→ Problem requirements:
Images do not belong in the copy. Retype all the entries below exactly.
[begin Entries shown]
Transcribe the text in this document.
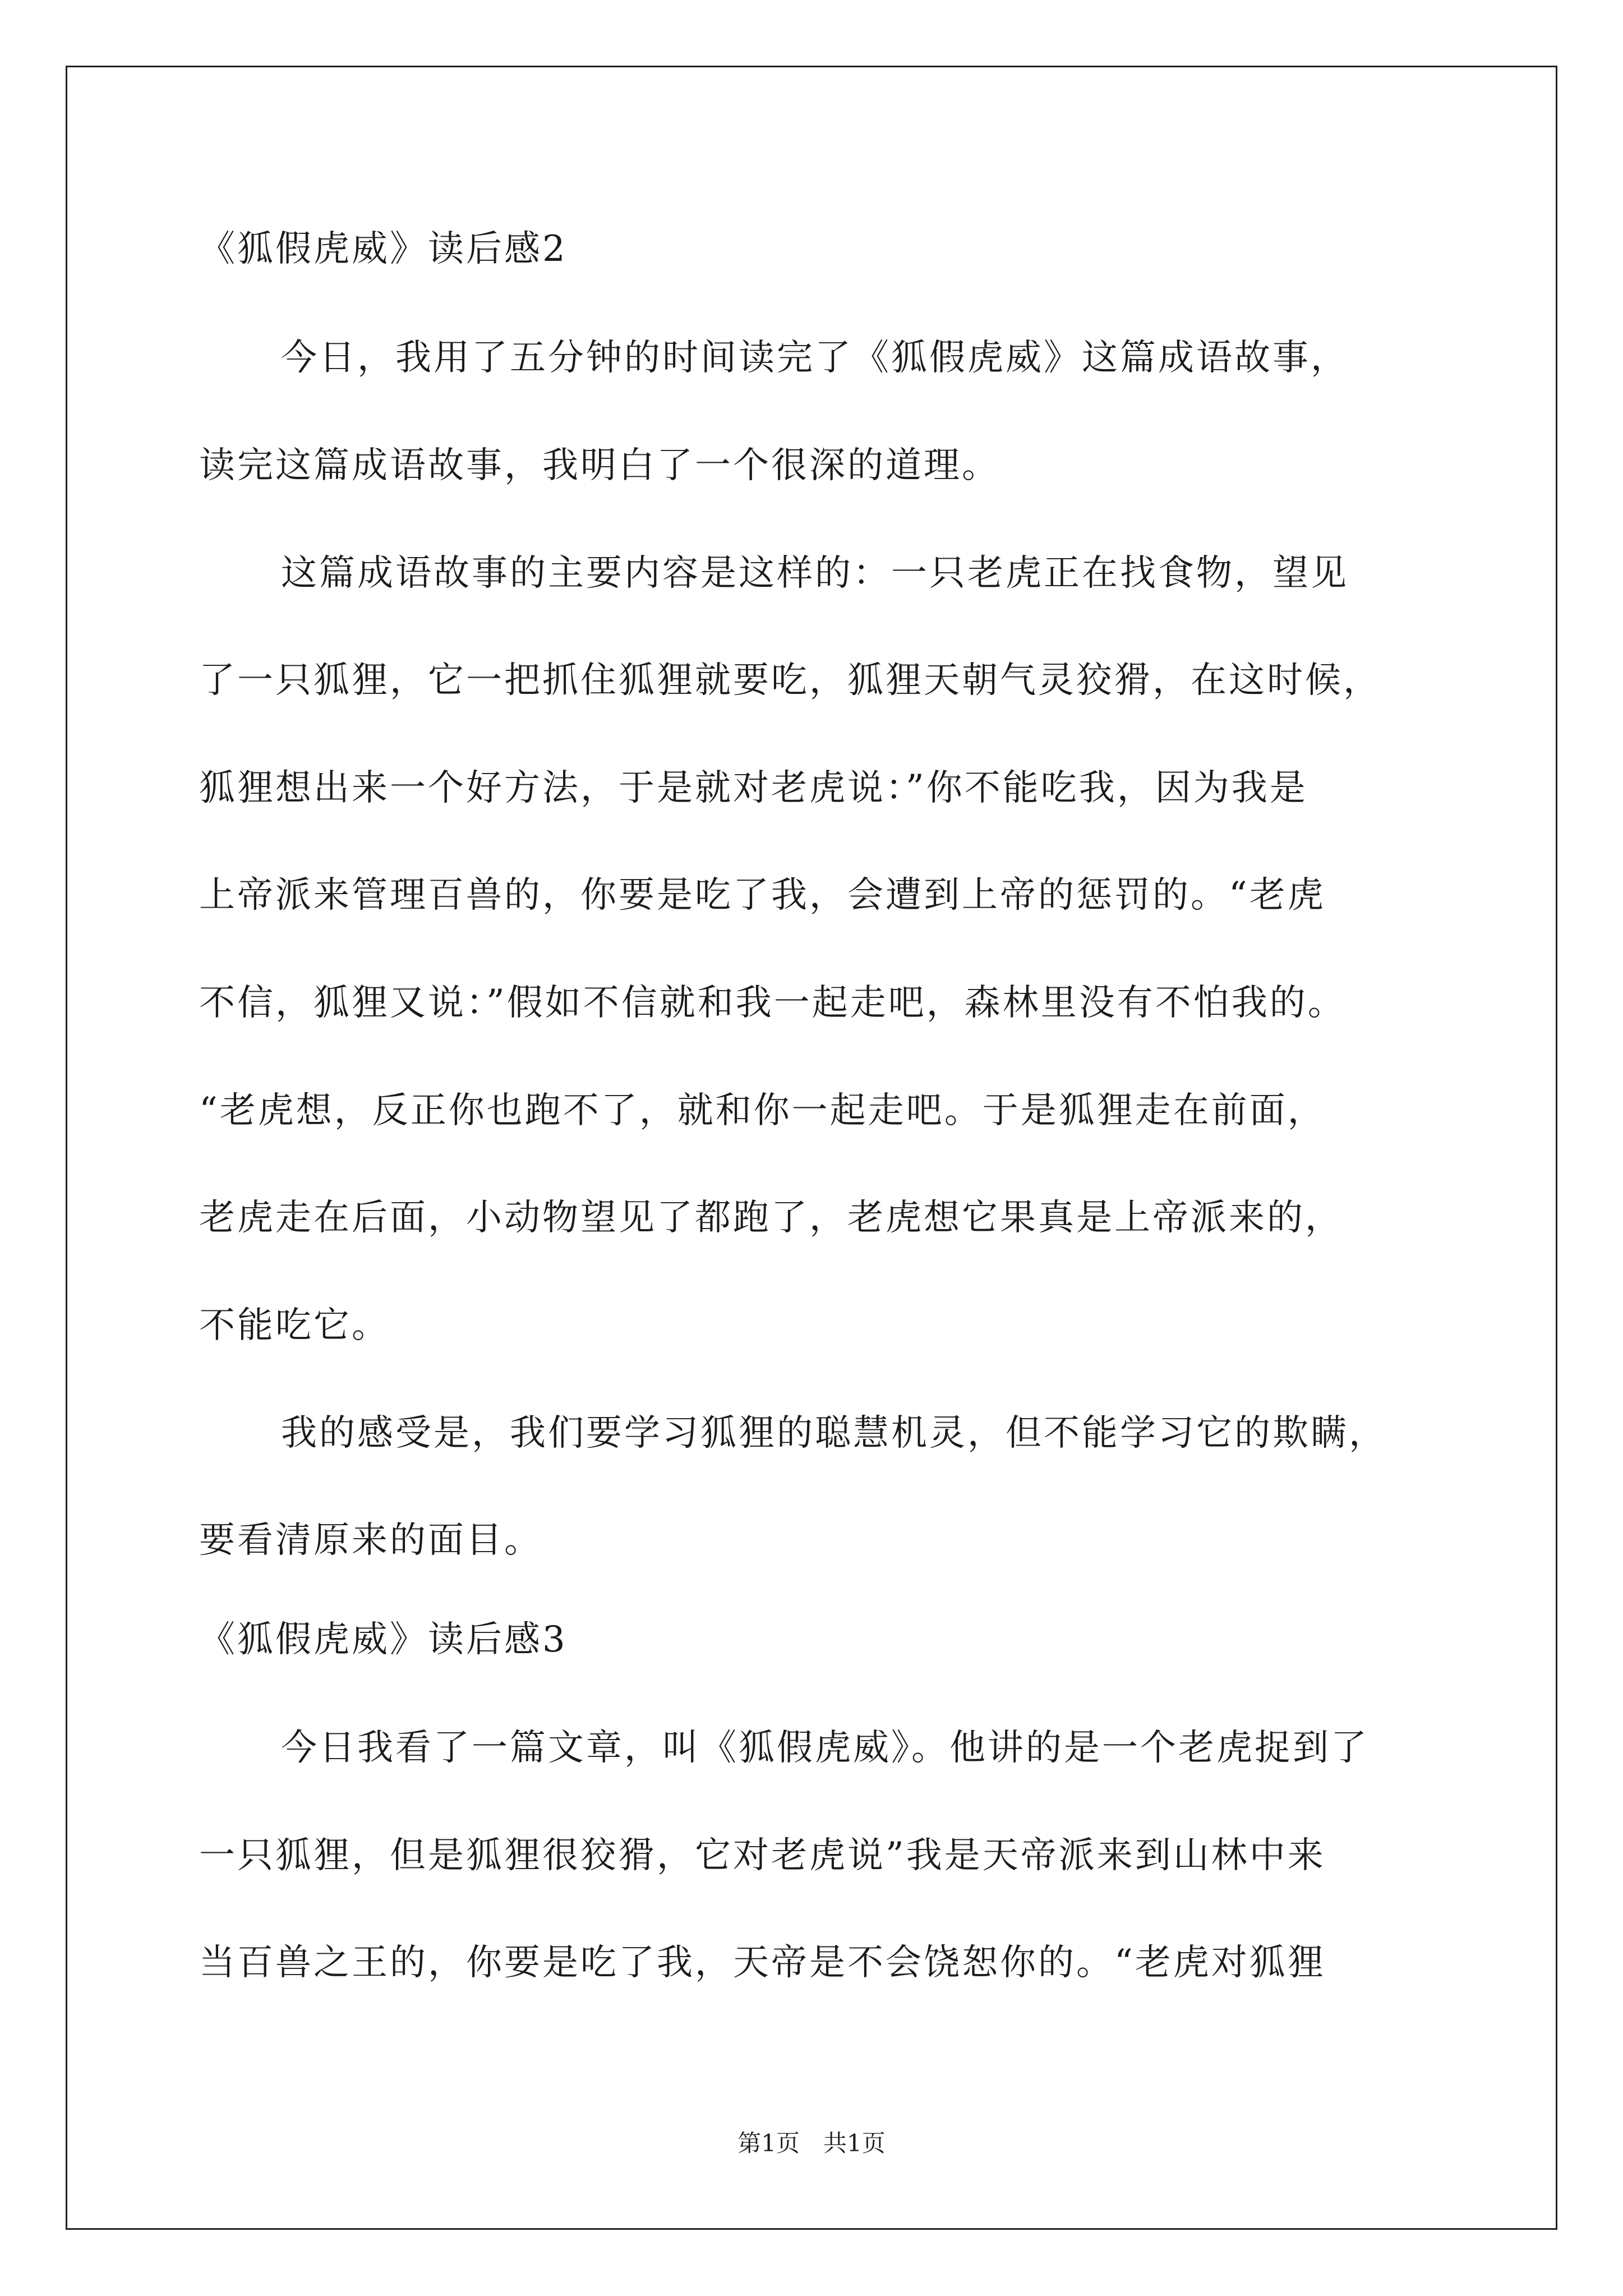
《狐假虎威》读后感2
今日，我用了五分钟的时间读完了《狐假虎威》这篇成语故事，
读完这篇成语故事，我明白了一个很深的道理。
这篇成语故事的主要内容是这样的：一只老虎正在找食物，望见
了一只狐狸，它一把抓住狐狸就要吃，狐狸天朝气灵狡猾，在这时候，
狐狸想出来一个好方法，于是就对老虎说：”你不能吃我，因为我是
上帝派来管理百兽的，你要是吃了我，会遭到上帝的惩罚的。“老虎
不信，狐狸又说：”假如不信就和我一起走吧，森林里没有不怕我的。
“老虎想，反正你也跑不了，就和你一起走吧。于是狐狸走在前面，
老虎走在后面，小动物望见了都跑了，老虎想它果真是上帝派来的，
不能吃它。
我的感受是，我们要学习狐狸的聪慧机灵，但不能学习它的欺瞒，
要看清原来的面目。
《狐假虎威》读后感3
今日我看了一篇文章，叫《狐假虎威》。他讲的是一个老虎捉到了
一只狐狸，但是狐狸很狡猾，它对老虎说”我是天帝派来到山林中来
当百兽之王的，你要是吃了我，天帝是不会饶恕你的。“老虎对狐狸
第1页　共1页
[end Entries shown]
→ Written response:
Transcribe the text in this document.
《狐假虎威》读后感2
今日，我用了五分钟的时间读完了《狐假虎威》这篇成语故事，
读完这篇成语故事，我明白了一个很深的道理。
这篇成语故事的主要内容是这样的：一只老虎正在找食物，望见
了一只狐狸，它一把抓住狐狸就要吃，狐狸天朝气灵狡猾，在这时候，
狐狸想出来一个好方法，于是就对老虎说：”你不能吃我，因为我是
上帝派来管理百兽的，你要是吃了我，会遭到上帝的惩罚的。“老虎
不信，狐狸又说：”假如不信就和我一起走吧，森林里没有不怕我的。
“老虎想，反正你也跑不了，就和你一起走吧。于是狐狸走在前面，
老虎走在后面，小动物望见了都跑了，老虎想它果真是上帝派来的，
不能吃它。
我的感受是，我们要学习狐狸的聪慧机灵，但不能学习它的欺瞒，
要看清原来的面目。
《狐假虎威》读后感3
今日我看了一篇文章，叫《狐假虎威》。他讲的是一个老虎捉到了
一只狐狸，但是狐狸很狡猾，它对老虎说”我是天帝派来到山林中来
当百兽之王的，你要是吃了我，天帝是不会饶恕你的。“老虎对狐狸
第1页　共1页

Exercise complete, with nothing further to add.